What is needed -> Gather all lines with "values" from the records.

Records:
──────────

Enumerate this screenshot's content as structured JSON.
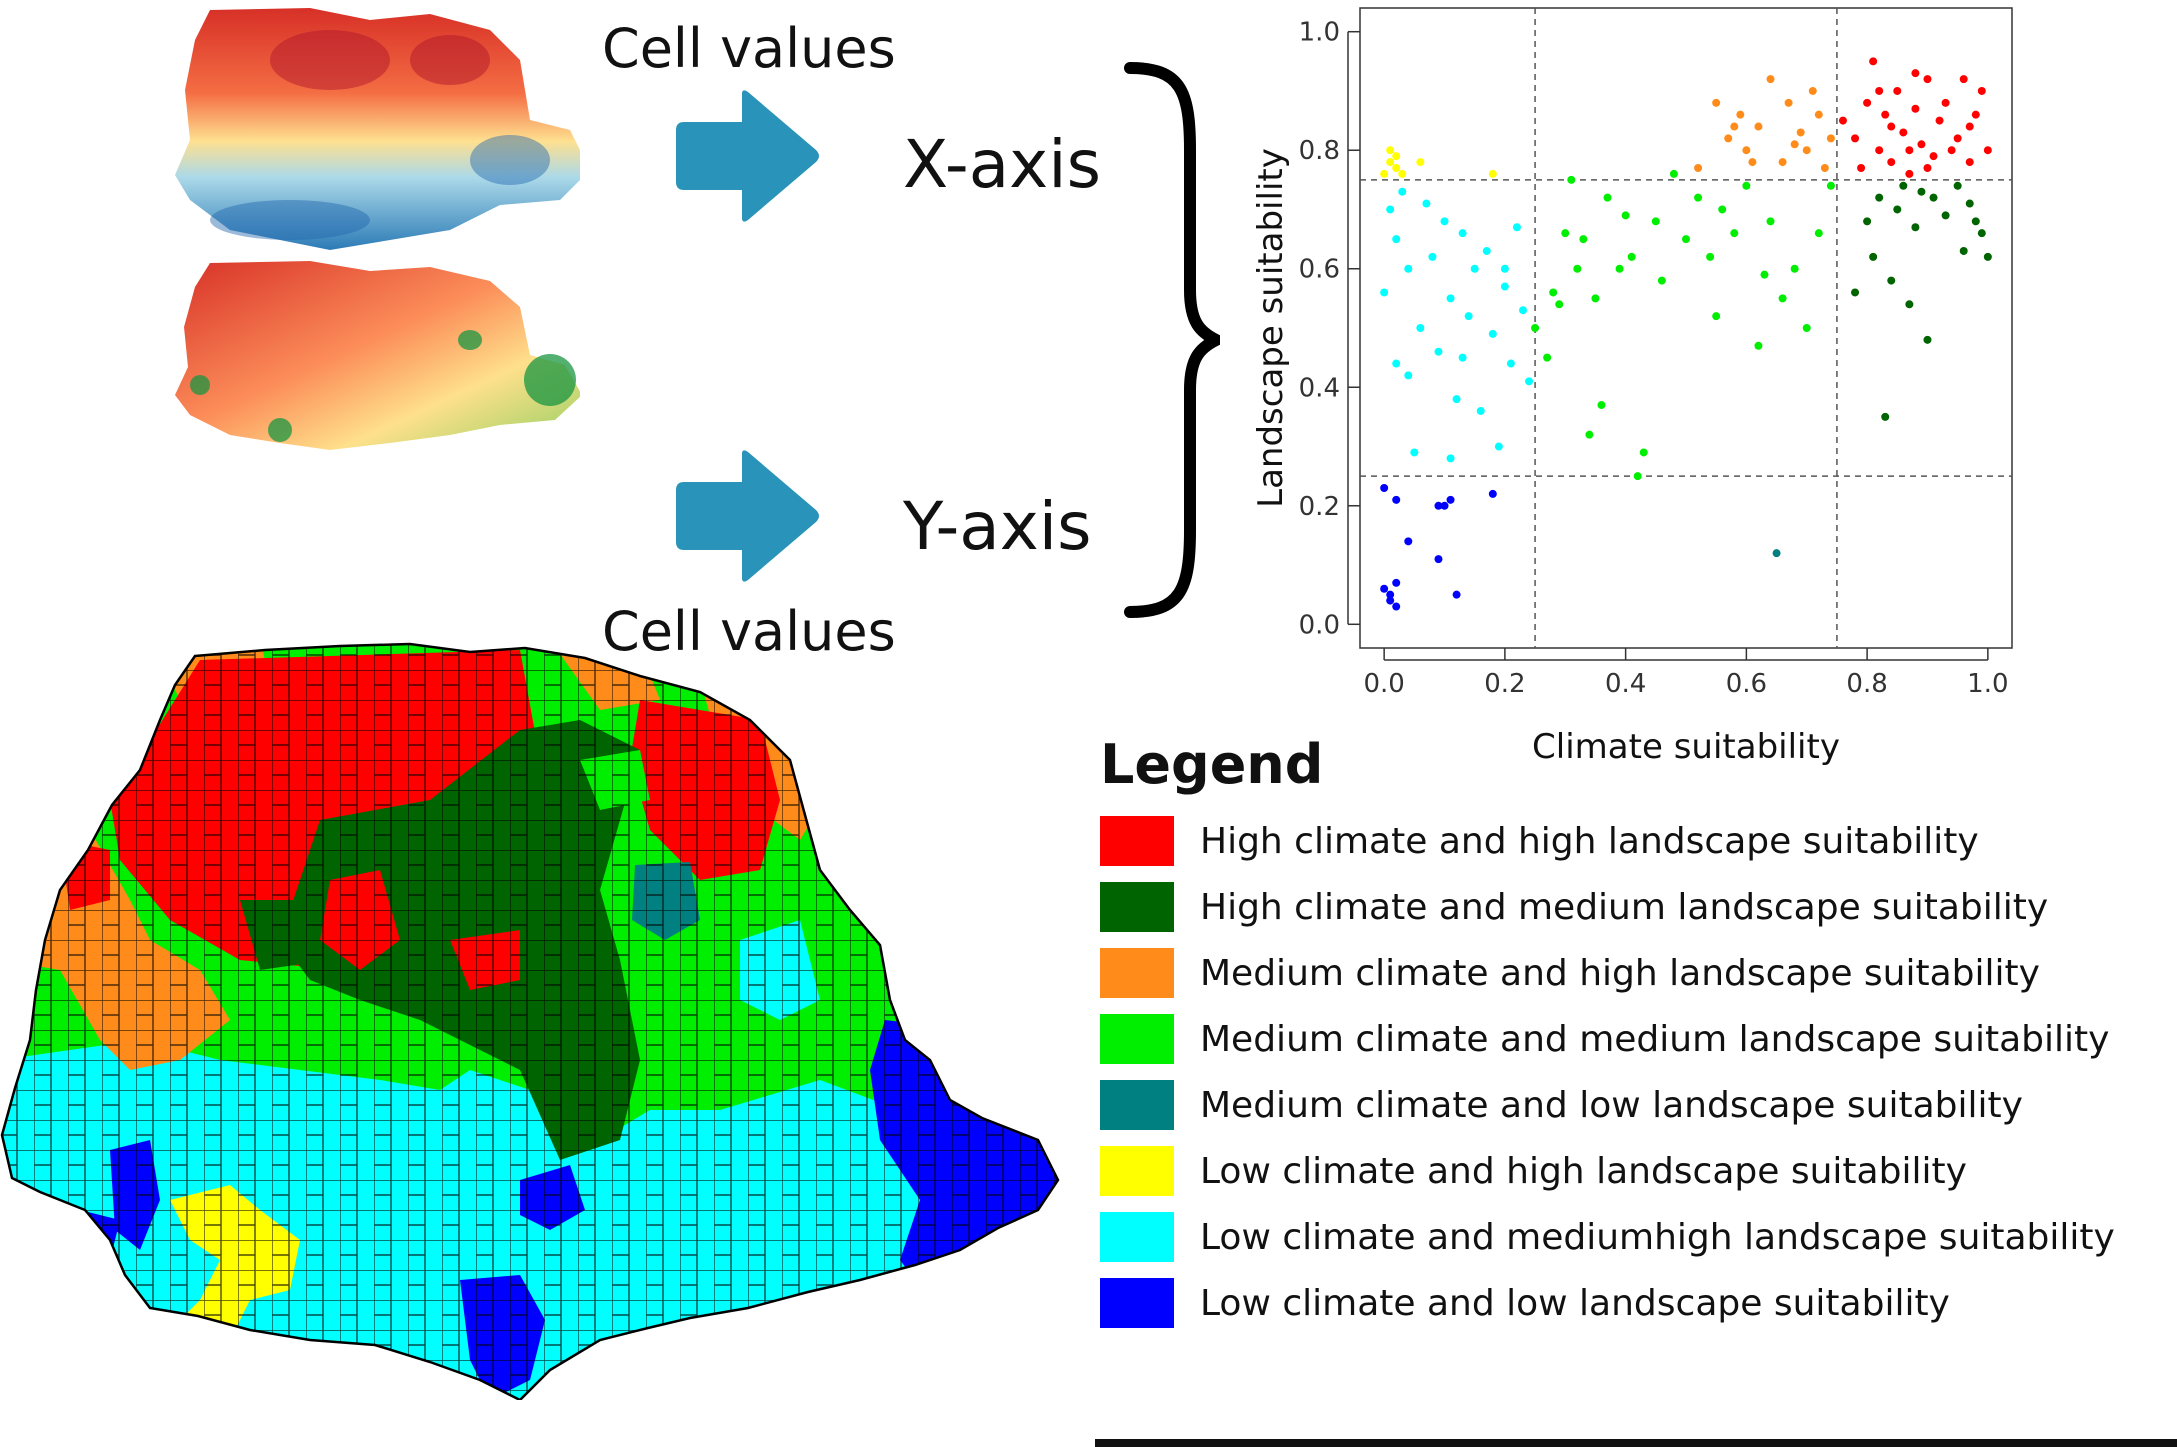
{
  "labels": {
    "cell_values_top": "Cell values",
    "cell_values_bottom": "Cell values",
    "x_axis": "X-axis",
    "y_axis": "Y-axis"
  },
  "colors": {
    "arrow": "#2a93b9",
    "high_high": "#ff0000",
    "high_medium": "#006400",
    "medium_high": "#ff8c1a",
    "medium_medium": "#00ee00",
    "medium_low": "#008080",
    "low_high": "#ffff00",
    "low_mediumhigh": "#00ffff",
    "low_low": "#0000ff"
  },
  "chart_data": {
    "type": "scatter",
    "xlabel": "Climate suitability",
    "ylabel": "Landscape suitability",
    "xlim": [
      0,
      1
    ],
    "ylim": [
      0,
      1
    ],
    "xticks": [
      "0.0",
      "0.2",
      "0.4",
      "0.6",
      "0.8",
      "1.0"
    ],
    "yticks": [
      "0.0",
      "0.2",
      "0.4",
      "0.6",
      "0.8",
      "1.0"
    ],
    "reference_lines": {
      "x": [
        0.25,
        0.75
      ],
      "y": [
        0.25,
        0.75
      ]
    },
    "grid": false,
    "series": [
      {
        "color": "#ff0000",
        "points": [
          [
            0.76,
            0.85
          ],
          [
            0.78,
            0.82
          ],
          [
            0.8,
            0.88
          ],
          [
            0.81,
            0.95
          ],
          [
            0.82,
            0.8
          ],
          [
            0.83,
            0.86
          ],
          [
            0.84,
            0.78
          ],
          [
            0.85,
            0.9
          ],
          [
            0.86,
            0.83
          ],
          [
            0.87,
            0.76
          ],
          [
            0.88,
            0.87
          ],
          [
            0.89,
            0.81
          ],
          [
            0.9,
            0.92
          ],
          [
            0.91,
            0.79
          ],
          [
            0.92,
            0.85
          ],
          [
            0.93,
            0.88
          ],
          [
            0.95,
            0.82
          ],
          [
            0.96,
            0.92
          ],
          [
            0.97,
            0.78
          ],
          [
            0.98,
            0.86
          ],
          [
            0.99,
            0.9
          ],
          [
            1.0,
            0.8
          ],
          [
            0.79,
            0.77
          ],
          [
            0.84,
            0.84
          ],
          [
            0.87,
            0.8
          ],
          [
            0.9,
            0.77
          ],
          [
            0.94,
            0.8
          ],
          [
            0.97,
            0.84
          ],
          [
            0.82,
            0.9
          ],
          [
            0.88,
            0.93
          ]
        ]
      },
      {
        "color": "#006400",
        "points": [
          [
            0.78,
            0.56
          ],
          [
            0.8,
            0.68
          ],
          [
            0.82,
            0.72
          ],
          [
            0.83,
            0.35
          ],
          [
            0.84,
            0.58
          ],
          [
            0.85,
            0.7
          ],
          [
            0.86,
            0.74
          ],
          [
            0.87,
            0.54
          ],
          [
            0.88,
            0.67
          ],
          [
            0.9,
            0.48
          ],
          [
            0.91,
            0.72
          ],
          [
            0.93,
            0.69
          ],
          [
            0.95,
            0.74
          ],
          [
            0.96,
            0.63
          ],
          [
            0.97,
            0.71
          ],
          [
            0.98,
            0.68
          ],
          [
            1.0,
            0.62
          ],
          [
            0.99,
            0.66
          ],
          [
            0.81,
            0.62
          ],
          [
            0.89,
            0.73
          ]
        ]
      },
      {
        "color": "#ff8c1a",
        "points": [
          [
            0.52,
            0.77
          ],
          [
            0.55,
            0.88
          ],
          [
            0.57,
            0.82
          ],
          [
            0.59,
            0.86
          ],
          [
            0.6,
            0.8
          ],
          [
            0.62,
            0.84
          ],
          [
            0.64,
            0.92
          ],
          [
            0.66,
            0.78
          ],
          [
            0.67,
            0.88
          ],
          [
            0.69,
            0.83
          ],
          [
            0.7,
            0.8
          ],
          [
            0.72,
            0.86
          ],
          [
            0.74,
            0.82
          ],
          [
            0.73,
            0.77
          ],
          [
            0.61,
            0.78
          ],
          [
            0.68,
            0.81
          ],
          [
            0.71,
            0.9
          ],
          [
            0.58,
            0.84
          ]
        ]
      },
      {
        "color": "#00ee00",
        "points": [
          [
            0.25,
            0.5
          ],
          [
            0.27,
            0.45
          ],
          [
            0.28,
            0.56
          ],
          [
            0.3,
            0.66
          ],
          [
            0.31,
            0.75
          ],
          [
            0.32,
            0.6
          ],
          [
            0.33,
            0.65
          ],
          [
            0.35,
            0.55
          ],
          [
            0.36,
            0.37
          ],
          [
            0.37,
            0.72
          ],
          [
            0.39,
            0.6
          ],
          [
            0.4,
            0.69
          ],
          [
            0.41,
            0.62
          ],
          [
            0.42,
            0.25
          ],
          [
            0.43,
            0.29
          ],
          [
            0.45,
            0.68
          ],
          [
            0.46,
            0.58
          ],
          [
            0.48,
            0.76
          ],
          [
            0.5,
            0.65
          ],
          [
            0.52,
            0.72
          ],
          [
            0.54,
            0.62
          ],
          [
            0.56,
            0.7
          ],
          [
            0.58,
            0.66
          ],
          [
            0.6,
            0.74
          ],
          [
            0.62,
            0.47
          ],
          [
            0.64,
            0.68
          ],
          [
            0.66,
            0.55
          ],
          [
            0.68,
            0.6
          ],
          [
            0.7,
            0.5
          ],
          [
            0.72,
            0.66
          ],
          [
            0.74,
            0.74
          ],
          [
            0.34,
            0.32
          ],
          [
            0.29,
            0.54
          ],
          [
            0.55,
            0.52
          ],
          [
            0.63,
            0.59
          ]
        ]
      },
      {
        "color": "#008080",
        "points": [
          [
            0.65,
            0.12
          ]
        ]
      },
      {
        "color": "#ffff00",
        "points": [
          [
            0.0,
            0.76
          ],
          [
            0.01,
            0.8
          ],
          [
            0.01,
            0.78
          ],
          [
            0.02,
            0.77
          ],
          [
            0.02,
            0.79
          ],
          [
            0.03,
            0.76
          ],
          [
            0.06,
            0.78
          ],
          [
            0.18,
            0.76
          ]
        ]
      },
      {
        "color": "#00ffff",
        "points": [
          [
            0.0,
            0.56
          ],
          [
            0.01,
            0.7
          ],
          [
            0.02,
            0.65
          ],
          [
            0.02,
            0.44
          ],
          [
            0.03,
            0.73
          ],
          [
            0.04,
            0.6
          ],
          [
            0.05,
            0.29
          ],
          [
            0.06,
            0.5
          ],
          [
            0.08,
            0.62
          ],
          [
            0.09,
            0.46
          ],
          [
            0.1,
            0.68
          ],
          [
            0.11,
            0.55
          ],
          [
            0.12,
            0.38
          ],
          [
            0.13,
            0.66
          ],
          [
            0.14,
            0.52
          ],
          [
            0.15,
            0.6
          ],
          [
            0.16,
            0.36
          ],
          [
            0.17,
            0.63
          ],
          [
            0.18,
            0.49
          ],
          [
            0.19,
            0.3
          ],
          [
            0.2,
            0.57
          ],
          [
            0.21,
            0.44
          ],
          [
            0.22,
            0.67
          ],
          [
            0.23,
            0.53
          ],
          [
            0.24,
            0.41
          ],
          [
            0.11,
            0.28
          ],
          [
            0.04,
            0.42
          ],
          [
            0.07,
            0.71
          ],
          [
            0.13,
            0.45
          ],
          [
            0.2,
            0.6
          ]
        ]
      },
      {
        "color": "#0000ff",
        "points": [
          [
            0.0,
            0.23
          ],
          [
            0.01,
            0.05
          ],
          [
            0.01,
            0.04
          ],
          [
            0.02,
            0.07
          ],
          [
            0.02,
            0.03
          ],
          [
            0.02,
            0.21
          ],
          [
            0.04,
            0.14
          ],
          [
            0.09,
            0.2
          ],
          [
            0.1,
            0.2
          ],
          [
            0.11,
            0.21
          ],
          [
            0.12,
            0.05
          ],
          [
            0.18,
            0.22
          ],
          [
            0.09,
            0.11
          ],
          [
            0.0,
            0.06
          ]
        ]
      }
    ]
  },
  "legend": {
    "title": "Legend",
    "items": [
      {
        "label": "High climate and high landscape suitability",
        "color": "#ff0000"
      },
      {
        "label": "High climate and medium landscape suitability",
        "color": "#006400"
      },
      {
        "label": "Medium climate and high landscape suitability",
        "color": "#ff8c1a"
      },
      {
        "label": "Medium climate and medium landscape suitability",
        "color": "#00ee00"
      },
      {
        "label": "Medium climate and low landscape suitability",
        "color": "#008080"
      },
      {
        "label": "Low climate and high landscape suitability",
        "color": "#ffff00"
      },
      {
        "label": "Low climate and mediumhigh landscape suitability",
        "color": "#00ffff"
      },
      {
        "label": "Low climate and low landscape suitability",
        "color": "#0000ff"
      }
    ]
  }
}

──────────

Final answer ->
    "cell_values_top": "Cell values",
    "cell_values_bottom": "Cell values",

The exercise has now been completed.